[AIM OF THE TASK] In the material below, find how many lines contain the string "owned". Write only that number.

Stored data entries
· · ·
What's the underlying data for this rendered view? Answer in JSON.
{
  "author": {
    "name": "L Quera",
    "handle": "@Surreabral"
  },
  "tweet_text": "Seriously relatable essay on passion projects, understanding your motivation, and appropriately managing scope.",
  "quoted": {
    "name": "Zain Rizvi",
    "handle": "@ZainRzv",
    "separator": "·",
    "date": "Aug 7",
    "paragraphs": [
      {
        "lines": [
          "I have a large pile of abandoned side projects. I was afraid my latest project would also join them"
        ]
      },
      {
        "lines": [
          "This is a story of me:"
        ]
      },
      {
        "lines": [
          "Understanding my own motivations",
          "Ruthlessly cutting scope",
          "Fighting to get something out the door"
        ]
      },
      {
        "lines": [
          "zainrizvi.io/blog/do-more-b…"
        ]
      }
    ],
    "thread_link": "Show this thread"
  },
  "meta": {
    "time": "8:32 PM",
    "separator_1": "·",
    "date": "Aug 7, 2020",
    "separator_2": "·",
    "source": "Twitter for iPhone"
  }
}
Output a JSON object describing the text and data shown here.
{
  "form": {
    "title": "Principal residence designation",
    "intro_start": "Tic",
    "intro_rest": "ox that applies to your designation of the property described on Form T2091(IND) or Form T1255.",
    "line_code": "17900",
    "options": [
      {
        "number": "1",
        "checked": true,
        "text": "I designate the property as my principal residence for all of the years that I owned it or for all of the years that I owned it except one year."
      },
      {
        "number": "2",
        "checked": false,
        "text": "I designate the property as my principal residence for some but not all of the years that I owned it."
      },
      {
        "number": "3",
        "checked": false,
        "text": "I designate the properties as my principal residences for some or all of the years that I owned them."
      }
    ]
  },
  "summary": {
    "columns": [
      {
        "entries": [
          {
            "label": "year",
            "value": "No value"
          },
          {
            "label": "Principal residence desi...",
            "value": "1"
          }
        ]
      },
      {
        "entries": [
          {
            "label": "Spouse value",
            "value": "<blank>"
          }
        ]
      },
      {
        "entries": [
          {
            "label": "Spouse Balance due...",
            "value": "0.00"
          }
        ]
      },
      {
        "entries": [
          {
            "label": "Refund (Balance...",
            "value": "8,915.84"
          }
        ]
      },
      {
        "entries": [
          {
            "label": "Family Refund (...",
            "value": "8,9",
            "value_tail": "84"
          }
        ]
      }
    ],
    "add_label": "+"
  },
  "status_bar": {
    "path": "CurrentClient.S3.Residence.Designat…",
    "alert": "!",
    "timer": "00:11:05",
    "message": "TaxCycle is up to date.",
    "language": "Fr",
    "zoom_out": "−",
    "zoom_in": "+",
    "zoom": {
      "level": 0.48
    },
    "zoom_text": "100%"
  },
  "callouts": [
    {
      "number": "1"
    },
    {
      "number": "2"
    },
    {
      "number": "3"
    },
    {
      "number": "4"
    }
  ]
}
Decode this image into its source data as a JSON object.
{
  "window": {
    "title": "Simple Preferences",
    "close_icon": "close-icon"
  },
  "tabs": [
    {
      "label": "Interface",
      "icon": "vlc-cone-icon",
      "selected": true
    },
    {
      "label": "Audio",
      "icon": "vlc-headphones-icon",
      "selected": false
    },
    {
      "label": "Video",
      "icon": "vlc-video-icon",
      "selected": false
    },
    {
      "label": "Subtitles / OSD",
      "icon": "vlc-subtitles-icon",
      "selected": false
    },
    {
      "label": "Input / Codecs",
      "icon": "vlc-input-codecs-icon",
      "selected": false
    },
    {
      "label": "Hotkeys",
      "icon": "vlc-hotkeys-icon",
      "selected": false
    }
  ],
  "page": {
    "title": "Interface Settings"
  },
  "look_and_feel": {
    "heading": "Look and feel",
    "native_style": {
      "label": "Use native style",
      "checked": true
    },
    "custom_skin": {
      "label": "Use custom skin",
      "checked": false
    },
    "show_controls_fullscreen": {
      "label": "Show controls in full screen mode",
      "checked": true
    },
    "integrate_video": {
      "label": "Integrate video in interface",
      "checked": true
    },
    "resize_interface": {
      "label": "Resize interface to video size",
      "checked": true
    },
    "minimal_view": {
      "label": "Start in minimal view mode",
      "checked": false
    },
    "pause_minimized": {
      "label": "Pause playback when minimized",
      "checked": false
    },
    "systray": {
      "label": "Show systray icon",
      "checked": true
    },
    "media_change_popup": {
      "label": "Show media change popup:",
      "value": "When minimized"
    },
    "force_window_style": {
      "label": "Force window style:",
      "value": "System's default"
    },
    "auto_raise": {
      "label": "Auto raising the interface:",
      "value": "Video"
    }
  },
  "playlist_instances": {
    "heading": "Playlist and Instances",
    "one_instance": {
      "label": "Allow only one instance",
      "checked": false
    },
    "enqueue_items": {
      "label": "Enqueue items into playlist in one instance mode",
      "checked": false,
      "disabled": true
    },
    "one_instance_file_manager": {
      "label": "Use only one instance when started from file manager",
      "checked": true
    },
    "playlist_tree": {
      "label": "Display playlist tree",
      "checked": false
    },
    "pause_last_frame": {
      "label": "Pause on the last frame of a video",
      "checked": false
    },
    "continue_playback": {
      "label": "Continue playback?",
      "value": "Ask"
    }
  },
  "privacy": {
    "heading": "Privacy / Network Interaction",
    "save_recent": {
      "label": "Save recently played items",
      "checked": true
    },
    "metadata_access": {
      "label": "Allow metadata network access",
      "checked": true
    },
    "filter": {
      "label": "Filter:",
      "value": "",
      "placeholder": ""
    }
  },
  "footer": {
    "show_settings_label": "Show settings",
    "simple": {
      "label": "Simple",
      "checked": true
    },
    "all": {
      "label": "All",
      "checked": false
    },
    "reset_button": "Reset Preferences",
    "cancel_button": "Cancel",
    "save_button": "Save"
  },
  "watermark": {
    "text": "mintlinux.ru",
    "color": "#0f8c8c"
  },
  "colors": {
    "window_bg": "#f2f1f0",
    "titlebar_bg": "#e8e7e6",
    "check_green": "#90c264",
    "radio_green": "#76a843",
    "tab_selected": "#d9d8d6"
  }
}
· · ·
[SOLUTION FOR THIS PROBLEM] 3